## To do
[1] Name the businesses involved in the three smaller Brait deals described in the investment commentary.
[2] Pick up the investment commentary on Brait and the linked stories where it stops, and carry it on.

## Provided passage
And what to do with the money? i.e. What do you get for the dilution as a shareholder? “The Company intends to use the GBP350m proceeds from the offering for general corporate purposes with a primary focus on funding strategic acquisitions in line with its stated strategy of driving sustainable long-term growth and value creation in its investment portfolio.” More unlisted businesses of size and scale and fewer listed businesses, it is their intention to sell their stake in Steinhoff around the listing of the shares in Frankfurt. They would then realise the funds in order to pursue other interests.
At the same time of this announcement Brait updated shareholders to three smallish deals, two businesses exited and one investment. Southern View Finance Limited, which represented 3 percent of their last NAV update was exited above the carrying value (as per the last update). They also exited a business called Chamber Lane Properties at above their last reported carrying value, the transaction represents only 1 percent of their total NAV. And lastly, an acquisition of 41 percent of a business called DGB (Pty) Ltd, representing 2 percent of total assets. Nothing earth shattering, just an indication that the company is twitching and moving fast. Who are DGB? The Boschendal and Bellingham farms, South Africa’s largest independent wine and spirit producer and distributor. Which way Douglas Green? Now you know, in the Brait stable. The Bellingham farm dates back to 1693. This recent drop in the share price (like many others) is an opportunity to own the stock if you do not already.
Linkfest, lap it up
The saying being used a lot these days is”It’s about time in the market not market timing”. This saying is true if you own an index or a company with a bright future, not so much if you own a dud that only goes one way. You will be surprised at how many companies go the wrong way (about 40% according to JP Morgan) – Totally Absorbed. Note though that the research was done on the Russell 3000, which has many small companies in the index, small companies are more likely to blow up.

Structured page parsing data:

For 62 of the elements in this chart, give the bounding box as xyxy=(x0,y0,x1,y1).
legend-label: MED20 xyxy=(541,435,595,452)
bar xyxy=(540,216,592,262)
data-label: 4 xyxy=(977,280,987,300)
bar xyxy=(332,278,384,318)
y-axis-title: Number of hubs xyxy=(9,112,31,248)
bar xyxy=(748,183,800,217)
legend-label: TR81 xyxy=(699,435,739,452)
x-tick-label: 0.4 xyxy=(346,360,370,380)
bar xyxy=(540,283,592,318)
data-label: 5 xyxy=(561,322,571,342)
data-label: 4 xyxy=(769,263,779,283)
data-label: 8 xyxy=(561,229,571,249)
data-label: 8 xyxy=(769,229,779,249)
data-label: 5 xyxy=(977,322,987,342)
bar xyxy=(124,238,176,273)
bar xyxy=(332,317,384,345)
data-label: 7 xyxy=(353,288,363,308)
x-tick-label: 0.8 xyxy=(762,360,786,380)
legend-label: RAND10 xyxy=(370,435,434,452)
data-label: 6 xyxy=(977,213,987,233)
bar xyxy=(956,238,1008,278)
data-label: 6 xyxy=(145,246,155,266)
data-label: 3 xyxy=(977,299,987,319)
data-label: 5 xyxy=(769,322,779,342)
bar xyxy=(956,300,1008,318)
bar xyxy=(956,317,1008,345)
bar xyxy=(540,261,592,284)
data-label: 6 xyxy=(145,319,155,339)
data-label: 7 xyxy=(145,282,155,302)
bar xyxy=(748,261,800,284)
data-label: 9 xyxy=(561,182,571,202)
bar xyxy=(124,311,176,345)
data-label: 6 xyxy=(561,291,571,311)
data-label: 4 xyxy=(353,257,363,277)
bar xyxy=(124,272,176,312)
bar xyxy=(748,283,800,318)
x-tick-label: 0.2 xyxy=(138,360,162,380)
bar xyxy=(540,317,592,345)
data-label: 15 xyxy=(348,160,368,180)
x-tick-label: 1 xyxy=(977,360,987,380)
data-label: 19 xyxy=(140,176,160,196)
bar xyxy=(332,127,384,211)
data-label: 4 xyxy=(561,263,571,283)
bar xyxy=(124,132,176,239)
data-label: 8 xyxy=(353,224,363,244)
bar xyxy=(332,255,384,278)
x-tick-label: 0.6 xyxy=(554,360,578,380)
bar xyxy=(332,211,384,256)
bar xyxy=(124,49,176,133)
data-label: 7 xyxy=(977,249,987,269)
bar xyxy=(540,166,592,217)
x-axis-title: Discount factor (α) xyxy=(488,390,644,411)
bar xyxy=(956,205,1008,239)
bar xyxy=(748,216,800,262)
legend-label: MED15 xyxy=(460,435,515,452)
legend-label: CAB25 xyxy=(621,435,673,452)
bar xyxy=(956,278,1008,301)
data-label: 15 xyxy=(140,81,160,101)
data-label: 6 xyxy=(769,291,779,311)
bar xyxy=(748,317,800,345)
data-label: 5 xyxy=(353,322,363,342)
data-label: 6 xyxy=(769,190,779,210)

## Answers to each task
[1]
- Southern View Finance Limited
- Chamber Lane Properties
- DGB (Pty) Ltd

[2]
Would you invest with someone who said they probably wouldn’t out perform the index in the year to come? Probably not. Most investors like to think that they are better than the average, same outcome if you ask people about their driving skills – Something Most Investors Simply Cannot Accept
Here is how the new iPhone stacks up against it’s rivals, we will have to wait to see how they function in the real world because that is where it counts – Here’s how the new iPhone 6S and 6S Plus compare to the top Android phones
Home again, home again, jiggety-jog. As we mentioned earlier, stocks are trading lower in Asia, US futures are mixed to flat. Metal prices are lower, I saw that Goldman Sachs had lowered their oil price to 20 Dollars a barrel, in their lower for longer environment. I also saw that extra production in the US is expected for this year and next year, the fracking revolution really has shaken things up. As for the Labour Party victory in the UK, who cares, they seemingly have been losing for a while. Talking about losing, that Serena loss on Friday evening was sad, I wanted her to “get it”, the Grand Slam. Novak moves to 10 Grand Slam titles, in all 4 finals this year, that is pretty special too. Additional stimulus in China is all you will hear today on the box, the other story that dominates the headlines will be the Fed. And the mantra on Wall Street for decades has been, don’t fight the Fed. And the tape for that matter, don’t fight the tape.
Sent to you by Sasha and Michael on behalf of team Vestact.